Copy everything in the data below exactly except the pictures.
---------- Material provided
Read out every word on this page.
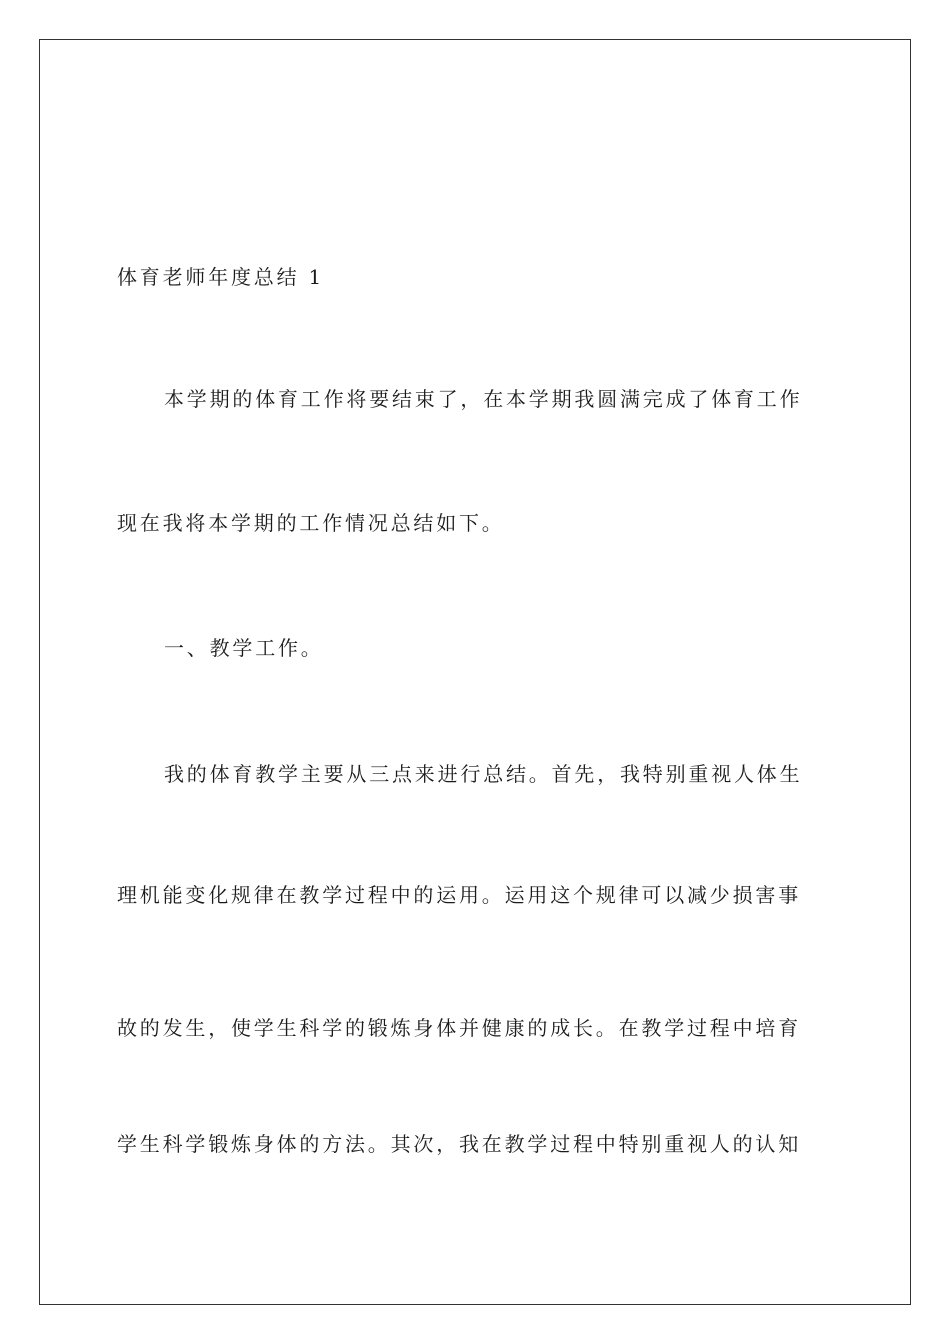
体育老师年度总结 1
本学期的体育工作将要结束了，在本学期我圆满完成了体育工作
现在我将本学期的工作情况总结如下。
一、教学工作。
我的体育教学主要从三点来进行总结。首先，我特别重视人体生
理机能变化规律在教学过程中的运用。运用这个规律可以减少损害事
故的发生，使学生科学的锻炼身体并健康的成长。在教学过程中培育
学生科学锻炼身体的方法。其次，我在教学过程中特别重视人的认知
--------------------
● **Solution for this problem**
Read out every word on this page.
体育老师年度总结 1
本学期的体育工作将要结束了，在本学期我圆满完成了体育工作
现在我将本学期的工作情况总结如下。
一、教学工作。
我的体育教学主要从三点来进行总结。首先，我特别重视人体生
理机能变化规律在教学过程中的运用。运用这个规律可以减少损害事
故的发生，使学生科学的锻炼身体并健康的成长。在教学过程中培育
学生科学锻炼身体的方法。其次，我在教学过程中特别重视人的认知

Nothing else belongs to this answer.